==== Entries shown ====

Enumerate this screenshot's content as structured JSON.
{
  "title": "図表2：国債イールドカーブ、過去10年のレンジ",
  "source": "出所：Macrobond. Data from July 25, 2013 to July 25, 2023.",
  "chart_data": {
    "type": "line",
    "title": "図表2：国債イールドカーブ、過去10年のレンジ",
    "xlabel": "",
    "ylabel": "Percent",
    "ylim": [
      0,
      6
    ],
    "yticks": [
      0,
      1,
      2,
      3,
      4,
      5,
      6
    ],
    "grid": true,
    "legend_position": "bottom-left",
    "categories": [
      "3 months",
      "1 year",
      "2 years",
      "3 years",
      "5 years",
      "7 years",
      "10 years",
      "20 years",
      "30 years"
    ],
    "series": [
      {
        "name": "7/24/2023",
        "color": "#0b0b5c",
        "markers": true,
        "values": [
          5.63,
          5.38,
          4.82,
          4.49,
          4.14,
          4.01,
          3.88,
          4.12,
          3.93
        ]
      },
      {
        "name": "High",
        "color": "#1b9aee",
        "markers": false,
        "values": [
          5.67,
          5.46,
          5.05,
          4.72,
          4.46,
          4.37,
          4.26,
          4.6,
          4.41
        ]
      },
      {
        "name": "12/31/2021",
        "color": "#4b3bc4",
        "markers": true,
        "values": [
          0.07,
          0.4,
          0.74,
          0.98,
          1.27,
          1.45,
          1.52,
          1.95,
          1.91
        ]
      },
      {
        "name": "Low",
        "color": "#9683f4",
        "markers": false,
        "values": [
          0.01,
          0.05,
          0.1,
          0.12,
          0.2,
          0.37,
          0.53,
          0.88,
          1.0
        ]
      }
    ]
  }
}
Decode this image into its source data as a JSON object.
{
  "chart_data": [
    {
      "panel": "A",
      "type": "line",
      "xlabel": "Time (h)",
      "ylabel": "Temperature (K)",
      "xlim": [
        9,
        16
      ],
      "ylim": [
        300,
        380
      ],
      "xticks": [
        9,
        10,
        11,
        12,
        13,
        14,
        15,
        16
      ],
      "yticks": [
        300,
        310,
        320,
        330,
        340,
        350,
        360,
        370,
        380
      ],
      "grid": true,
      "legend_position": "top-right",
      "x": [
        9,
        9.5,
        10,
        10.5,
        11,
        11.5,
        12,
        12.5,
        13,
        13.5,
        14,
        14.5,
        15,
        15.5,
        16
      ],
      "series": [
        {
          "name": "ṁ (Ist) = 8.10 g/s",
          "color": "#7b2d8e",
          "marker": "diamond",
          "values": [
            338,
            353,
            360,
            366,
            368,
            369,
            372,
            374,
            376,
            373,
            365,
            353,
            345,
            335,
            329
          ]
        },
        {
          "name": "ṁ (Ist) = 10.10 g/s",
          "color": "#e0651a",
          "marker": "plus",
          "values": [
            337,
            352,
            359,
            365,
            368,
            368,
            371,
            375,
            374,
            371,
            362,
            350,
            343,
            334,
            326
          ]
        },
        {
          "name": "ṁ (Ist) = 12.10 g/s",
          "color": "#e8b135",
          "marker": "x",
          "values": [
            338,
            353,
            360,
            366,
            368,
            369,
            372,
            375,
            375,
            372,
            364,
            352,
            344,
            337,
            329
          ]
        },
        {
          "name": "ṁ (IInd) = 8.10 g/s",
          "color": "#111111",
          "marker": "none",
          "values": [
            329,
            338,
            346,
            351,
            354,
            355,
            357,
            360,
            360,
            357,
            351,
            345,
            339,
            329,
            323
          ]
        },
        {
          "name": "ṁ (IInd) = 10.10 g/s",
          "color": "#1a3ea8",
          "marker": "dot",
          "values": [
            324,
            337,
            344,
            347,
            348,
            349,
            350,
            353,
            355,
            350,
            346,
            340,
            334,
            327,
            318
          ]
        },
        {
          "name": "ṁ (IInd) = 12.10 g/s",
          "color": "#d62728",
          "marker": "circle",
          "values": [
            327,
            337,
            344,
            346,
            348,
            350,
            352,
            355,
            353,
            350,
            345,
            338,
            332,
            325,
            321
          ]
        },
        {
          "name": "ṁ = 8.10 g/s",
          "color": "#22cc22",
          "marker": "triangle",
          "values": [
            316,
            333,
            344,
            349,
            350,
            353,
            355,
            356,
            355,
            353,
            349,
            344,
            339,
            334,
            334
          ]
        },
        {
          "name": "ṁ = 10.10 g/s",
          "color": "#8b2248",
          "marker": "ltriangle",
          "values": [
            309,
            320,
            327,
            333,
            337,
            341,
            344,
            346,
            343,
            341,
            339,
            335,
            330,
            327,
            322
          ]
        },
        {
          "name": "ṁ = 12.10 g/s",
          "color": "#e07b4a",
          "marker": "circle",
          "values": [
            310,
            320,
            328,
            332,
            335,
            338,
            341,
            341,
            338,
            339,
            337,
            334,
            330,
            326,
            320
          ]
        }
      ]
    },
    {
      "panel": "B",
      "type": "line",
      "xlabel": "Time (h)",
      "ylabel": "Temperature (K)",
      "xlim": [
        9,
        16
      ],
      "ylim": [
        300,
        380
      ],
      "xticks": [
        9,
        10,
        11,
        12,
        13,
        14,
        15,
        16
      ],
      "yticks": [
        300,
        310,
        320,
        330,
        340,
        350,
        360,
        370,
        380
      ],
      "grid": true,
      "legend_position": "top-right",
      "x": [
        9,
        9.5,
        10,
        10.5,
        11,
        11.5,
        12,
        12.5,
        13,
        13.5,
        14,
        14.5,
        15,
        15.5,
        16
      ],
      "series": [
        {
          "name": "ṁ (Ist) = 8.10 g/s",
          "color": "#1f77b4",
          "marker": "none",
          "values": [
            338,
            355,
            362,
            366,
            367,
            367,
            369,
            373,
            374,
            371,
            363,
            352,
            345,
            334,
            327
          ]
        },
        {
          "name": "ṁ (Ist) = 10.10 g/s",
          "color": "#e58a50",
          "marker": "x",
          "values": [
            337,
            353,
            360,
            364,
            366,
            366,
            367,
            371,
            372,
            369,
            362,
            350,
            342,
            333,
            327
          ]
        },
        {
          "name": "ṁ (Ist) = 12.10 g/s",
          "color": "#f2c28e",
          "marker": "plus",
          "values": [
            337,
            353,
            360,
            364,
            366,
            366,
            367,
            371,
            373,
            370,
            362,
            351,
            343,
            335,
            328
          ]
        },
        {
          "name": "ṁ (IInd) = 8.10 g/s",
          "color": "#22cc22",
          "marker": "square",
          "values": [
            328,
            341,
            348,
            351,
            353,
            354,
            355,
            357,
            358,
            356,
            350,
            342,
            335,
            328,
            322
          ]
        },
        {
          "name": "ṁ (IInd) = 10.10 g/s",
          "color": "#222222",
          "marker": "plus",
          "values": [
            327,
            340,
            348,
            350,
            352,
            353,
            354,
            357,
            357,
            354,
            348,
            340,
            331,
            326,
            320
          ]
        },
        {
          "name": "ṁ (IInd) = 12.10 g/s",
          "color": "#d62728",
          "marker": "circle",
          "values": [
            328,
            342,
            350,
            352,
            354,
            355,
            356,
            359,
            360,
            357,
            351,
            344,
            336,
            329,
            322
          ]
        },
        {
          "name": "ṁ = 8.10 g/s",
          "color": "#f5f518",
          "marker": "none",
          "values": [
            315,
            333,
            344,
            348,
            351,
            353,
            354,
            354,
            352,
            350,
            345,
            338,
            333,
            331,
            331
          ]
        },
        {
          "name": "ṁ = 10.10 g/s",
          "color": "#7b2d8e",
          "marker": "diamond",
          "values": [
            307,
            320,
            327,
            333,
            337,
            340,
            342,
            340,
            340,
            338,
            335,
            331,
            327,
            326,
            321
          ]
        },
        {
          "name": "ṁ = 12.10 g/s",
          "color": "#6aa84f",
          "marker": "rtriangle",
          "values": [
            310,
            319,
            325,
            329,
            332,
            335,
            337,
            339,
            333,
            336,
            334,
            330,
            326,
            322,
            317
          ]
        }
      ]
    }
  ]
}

====

Directive:
Show the lines from the data above that contain the string "title".

Solution to this exercise:
  "title": "図表2：国債イールドカーブ、過去10年のレンジ",
    "title": "図表2：国債イールドカーブ、過去10年のレンジ",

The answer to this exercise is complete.